Required task: Return each line of the data below exactly, omitting any pictures.
# start of Extracted material
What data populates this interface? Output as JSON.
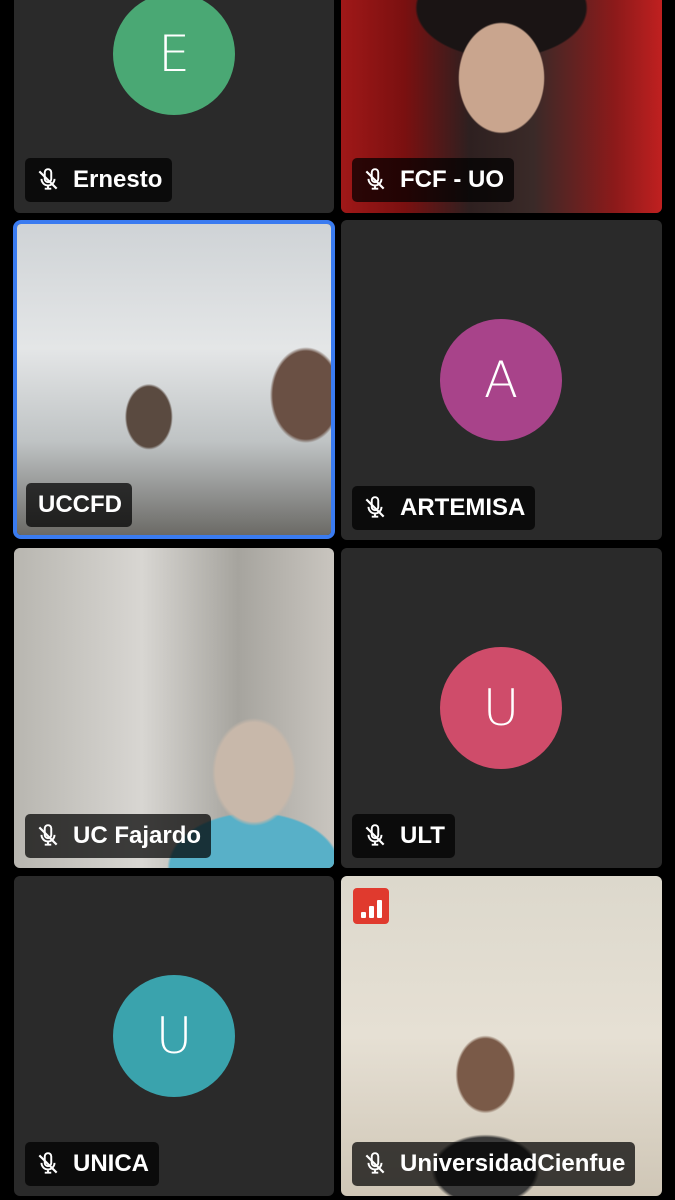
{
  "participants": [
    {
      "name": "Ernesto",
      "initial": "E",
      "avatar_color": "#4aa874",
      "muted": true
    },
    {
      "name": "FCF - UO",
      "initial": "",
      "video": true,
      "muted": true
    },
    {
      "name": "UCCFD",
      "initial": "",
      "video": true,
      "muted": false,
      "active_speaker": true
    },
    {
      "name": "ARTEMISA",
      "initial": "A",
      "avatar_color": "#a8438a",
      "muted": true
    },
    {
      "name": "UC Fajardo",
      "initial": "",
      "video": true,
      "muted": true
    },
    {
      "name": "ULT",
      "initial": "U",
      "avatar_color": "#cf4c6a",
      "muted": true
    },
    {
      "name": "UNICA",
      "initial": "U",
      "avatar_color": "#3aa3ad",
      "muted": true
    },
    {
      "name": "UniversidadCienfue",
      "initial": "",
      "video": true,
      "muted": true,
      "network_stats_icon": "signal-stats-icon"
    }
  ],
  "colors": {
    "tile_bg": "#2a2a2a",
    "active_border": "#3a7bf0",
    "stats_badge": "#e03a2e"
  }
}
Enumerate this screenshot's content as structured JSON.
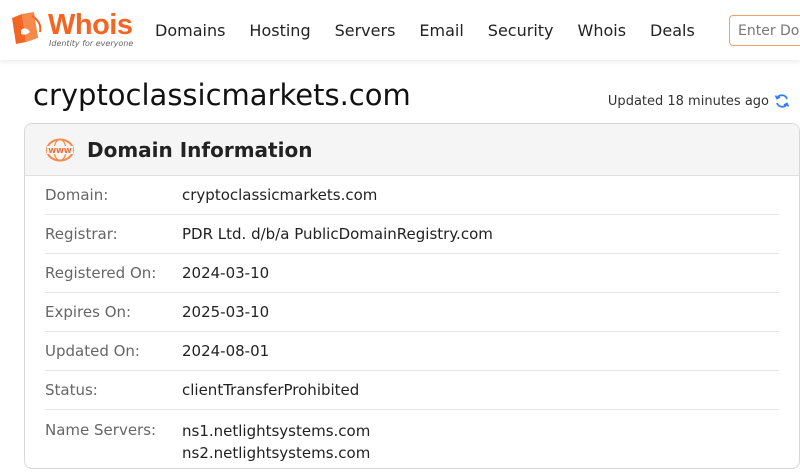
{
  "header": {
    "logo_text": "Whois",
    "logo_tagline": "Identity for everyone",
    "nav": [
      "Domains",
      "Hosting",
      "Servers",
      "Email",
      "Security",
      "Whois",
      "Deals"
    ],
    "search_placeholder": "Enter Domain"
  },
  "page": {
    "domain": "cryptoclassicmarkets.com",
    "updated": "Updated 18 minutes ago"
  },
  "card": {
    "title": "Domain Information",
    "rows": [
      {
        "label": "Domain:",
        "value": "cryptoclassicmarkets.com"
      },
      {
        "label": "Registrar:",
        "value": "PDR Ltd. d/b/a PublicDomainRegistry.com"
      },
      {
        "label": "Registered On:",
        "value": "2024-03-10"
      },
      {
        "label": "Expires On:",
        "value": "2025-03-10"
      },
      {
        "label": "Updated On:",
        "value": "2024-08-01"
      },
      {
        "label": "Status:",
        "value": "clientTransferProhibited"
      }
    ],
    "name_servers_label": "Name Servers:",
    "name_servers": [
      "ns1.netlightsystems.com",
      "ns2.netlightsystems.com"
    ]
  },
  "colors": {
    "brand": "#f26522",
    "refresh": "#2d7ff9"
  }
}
# end of Extracted material
Response for this exercise:
What data populates this interface? Output as JSON.
{
  "participants": [
    {
      "name": "Ernesto",
      "initial": "E",
      "avatar_color": "#4aa874",
      "muted": true
    },
    {
      "name": "FCF - UO",
      "initial": "",
      "video": true,
      "muted": true
    },
    {
      "name": "UCCFD",
      "initial": "",
      "video": true,
      "muted": false,
      "active_speaker": true
    },
    {
      "name": "ARTEMISA",
      "initial": "A",
      "avatar_color": "#a8438a",
      "muted": true
    },
    {
      "name": "UC Fajardo",
      "initial": "",
      "video": true,
      "muted": true
    },
    {
      "name": "ULT",
      "initial": "U",
      "avatar_color": "#cf4c6a",
      "muted": true
    },
    {
      "name": "UNICA",
      "initial": "U",
      "avatar_color": "#3aa3ad",
      "muted": true
    },
    {
      "name": "UniversidadCienfue",
      "initial": "",
      "video": true,
      "muted": true,
      "network_stats_icon": "signal-stats-icon"
    }
  ],
  "colors": {
    "tile_bg": "#2a2a2a",
    "active_border": "#3a7bf0",
    "stats_badge": "#e03a2e"
  }
}
Enumerate this screenshot's content as structured JSON.
{
  "header": {
    "logo_text": "Whois",
    "logo_tagline": "Identity for everyone",
    "nav": [
      "Domains",
      "Hosting",
      "Servers",
      "Email",
      "Security",
      "Whois",
      "Deals"
    ],
    "search_placeholder": "Enter Domain"
  },
  "page": {
    "domain": "cryptoclassicmarkets.com",
    "updated": "Updated 18 minutes ago"
  },
  "card": {
    "title": "Domain Information",
    "rows": [
      {
        "label": "Domain:",
        "value": "cryptoclassicmarkets.com"
      },
      {
        "label": "Registrar:",
        "value": "PDR Ltd. d/b/a PublicDomainRegistry.com"
      },
      {
        "label": "Registered On:",
        "value": "2024-03-10"
      },
      {
        "label": "Expires On:",
        "value": "2025-03-10"
      },
      {
        "label": "Updated On:",
        "value": "2024-08-01"
      },
      {
        "label": "Status:",
        "value": "clientTransferProhibited"
      }
    ],
    "name_servers_label": "Name Servers:",
    "name_servers": [
      "ns1.netlightsystems.com",
      "ns2.netlightsystems.com"
    ]
  },
  "colors": {
    "brand": "#f26522",
    "refresh": "#2d7ff9"
  }
}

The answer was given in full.